### OBJECTIVE
Among the lines below, count those with "本课主要核心素养". Give the total alone.

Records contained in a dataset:
---*---

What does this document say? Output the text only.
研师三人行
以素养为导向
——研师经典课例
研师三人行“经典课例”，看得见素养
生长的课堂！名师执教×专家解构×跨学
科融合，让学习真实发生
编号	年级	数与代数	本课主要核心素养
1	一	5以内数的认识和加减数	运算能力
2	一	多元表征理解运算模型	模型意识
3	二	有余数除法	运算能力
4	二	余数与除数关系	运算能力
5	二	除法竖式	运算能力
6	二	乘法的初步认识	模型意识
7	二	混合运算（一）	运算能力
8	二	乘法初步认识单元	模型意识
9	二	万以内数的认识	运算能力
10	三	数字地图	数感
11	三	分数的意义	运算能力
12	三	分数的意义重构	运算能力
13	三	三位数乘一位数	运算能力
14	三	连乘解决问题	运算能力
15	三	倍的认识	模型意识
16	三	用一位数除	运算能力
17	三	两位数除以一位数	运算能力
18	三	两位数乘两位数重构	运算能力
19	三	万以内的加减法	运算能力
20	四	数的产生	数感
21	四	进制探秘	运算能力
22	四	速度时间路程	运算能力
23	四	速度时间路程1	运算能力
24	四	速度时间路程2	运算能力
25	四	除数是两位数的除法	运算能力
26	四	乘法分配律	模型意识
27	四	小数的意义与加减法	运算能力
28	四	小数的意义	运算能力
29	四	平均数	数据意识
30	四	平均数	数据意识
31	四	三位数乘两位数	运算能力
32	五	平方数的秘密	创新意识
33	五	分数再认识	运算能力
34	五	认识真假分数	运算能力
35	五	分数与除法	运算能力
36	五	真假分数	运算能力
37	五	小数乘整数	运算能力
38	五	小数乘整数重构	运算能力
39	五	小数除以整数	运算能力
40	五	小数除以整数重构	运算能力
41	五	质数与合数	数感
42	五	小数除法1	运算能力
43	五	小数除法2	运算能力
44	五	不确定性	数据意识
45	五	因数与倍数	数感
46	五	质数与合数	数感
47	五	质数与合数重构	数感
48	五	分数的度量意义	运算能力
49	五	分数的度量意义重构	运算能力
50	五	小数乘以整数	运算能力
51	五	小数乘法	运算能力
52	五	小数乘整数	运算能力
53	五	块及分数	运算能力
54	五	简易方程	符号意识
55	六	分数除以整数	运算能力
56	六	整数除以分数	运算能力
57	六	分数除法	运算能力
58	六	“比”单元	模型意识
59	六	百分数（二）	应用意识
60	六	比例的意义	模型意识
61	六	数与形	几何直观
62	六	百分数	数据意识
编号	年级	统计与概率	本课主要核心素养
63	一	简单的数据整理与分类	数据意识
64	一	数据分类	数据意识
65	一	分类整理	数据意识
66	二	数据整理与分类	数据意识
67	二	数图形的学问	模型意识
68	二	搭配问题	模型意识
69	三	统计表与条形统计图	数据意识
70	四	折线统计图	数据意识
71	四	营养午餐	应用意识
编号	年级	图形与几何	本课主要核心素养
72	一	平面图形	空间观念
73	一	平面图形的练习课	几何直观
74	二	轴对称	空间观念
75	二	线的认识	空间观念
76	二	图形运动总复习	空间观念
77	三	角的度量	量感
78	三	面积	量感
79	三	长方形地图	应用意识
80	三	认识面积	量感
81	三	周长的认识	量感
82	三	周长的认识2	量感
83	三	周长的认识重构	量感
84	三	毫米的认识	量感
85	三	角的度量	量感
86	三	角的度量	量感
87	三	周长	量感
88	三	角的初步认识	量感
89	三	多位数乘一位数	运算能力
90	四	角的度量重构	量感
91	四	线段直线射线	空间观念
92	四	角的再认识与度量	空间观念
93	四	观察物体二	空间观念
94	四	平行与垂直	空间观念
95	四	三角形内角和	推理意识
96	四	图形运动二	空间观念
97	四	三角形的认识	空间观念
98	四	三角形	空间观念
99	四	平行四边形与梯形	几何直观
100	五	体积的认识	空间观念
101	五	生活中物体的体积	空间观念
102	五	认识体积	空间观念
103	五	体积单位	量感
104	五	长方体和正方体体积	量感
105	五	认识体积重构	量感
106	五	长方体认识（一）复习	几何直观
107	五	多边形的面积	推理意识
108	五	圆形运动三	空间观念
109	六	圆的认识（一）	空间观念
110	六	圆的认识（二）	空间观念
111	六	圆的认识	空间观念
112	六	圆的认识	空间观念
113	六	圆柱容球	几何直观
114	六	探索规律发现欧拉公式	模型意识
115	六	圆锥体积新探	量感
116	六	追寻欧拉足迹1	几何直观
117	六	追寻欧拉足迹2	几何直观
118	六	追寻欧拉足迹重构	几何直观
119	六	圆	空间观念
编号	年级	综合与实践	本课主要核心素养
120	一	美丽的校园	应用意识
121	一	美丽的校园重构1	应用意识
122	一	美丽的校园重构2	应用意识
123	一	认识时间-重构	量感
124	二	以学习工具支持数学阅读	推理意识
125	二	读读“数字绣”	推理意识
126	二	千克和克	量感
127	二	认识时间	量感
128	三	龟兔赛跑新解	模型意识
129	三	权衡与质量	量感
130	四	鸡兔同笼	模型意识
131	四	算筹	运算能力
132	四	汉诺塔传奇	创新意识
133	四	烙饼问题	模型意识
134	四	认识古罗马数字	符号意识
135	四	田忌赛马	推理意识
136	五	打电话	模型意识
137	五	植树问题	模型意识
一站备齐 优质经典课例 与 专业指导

---*---

### REPLY TO THE EXERCISE
4